## What to do
All of the material below is to be retyped exactly.

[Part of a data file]
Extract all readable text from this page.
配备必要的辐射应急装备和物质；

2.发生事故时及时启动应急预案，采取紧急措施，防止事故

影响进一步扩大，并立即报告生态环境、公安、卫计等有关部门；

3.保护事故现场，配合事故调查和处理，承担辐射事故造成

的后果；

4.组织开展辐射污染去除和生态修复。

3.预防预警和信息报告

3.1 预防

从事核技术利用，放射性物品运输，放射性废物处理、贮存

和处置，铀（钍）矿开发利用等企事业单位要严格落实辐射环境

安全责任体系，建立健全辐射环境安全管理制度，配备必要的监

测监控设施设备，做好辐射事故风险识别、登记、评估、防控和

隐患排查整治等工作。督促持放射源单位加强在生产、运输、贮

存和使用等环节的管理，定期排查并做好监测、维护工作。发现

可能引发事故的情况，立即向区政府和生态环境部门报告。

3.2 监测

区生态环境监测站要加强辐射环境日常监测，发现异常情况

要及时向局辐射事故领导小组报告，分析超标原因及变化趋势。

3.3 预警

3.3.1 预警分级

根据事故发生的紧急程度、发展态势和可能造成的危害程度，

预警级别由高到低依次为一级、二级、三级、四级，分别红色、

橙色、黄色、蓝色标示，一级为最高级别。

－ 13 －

## Worked answer
Extract all readable text from this page.
配备必要的辐射应急装备和物质；

2.发生事故时及时启动应急预案，采取紧急措施，防止事故

影响进一步扩大，并立即报告生态环境、公安、卫计等有关部门；

3.保护事故现场，配合事故调查和处理，承担辐射事故造成

的后果；

4.组织开展辐射污染去除和生态修复。

3.预防预警和信息报告

3.1 预防

从事核技术利用，放射性物品运输，放射性废物处理、贮存

和处置，铀（钍）矿开发利用等企事业单位要严格落实辐射环境

安全责任体系，建立健全辐射环境安全管理制度，配备必要的监

测监控设施设备，做好辐射事故风险识别、登记、评估、防控和

隐患排查整治等工作。督促持放射源单位加强在生产、运输、贮

存和使用等环节的管理，定期排查并做好监测、维护工作。发现

可能引发事故的情况，立即向区政府和生态环境部门报告。

3.2 监测

区生态环境监测站要加强辐射环境日常监测，发现异常情况

要及时向局辐射事故领导小组报告，分析超标原因及变化趋势。

3.3 预警

3.3.1 预警分级

根据事故发生的紧急程度、发展态势和可能造成的危害程度，

预警级别由高到低依次为一级、二级、三级、四级，分别红色、

橙色、黄色、蓝色标示，一级为最高级别。

－ 13 －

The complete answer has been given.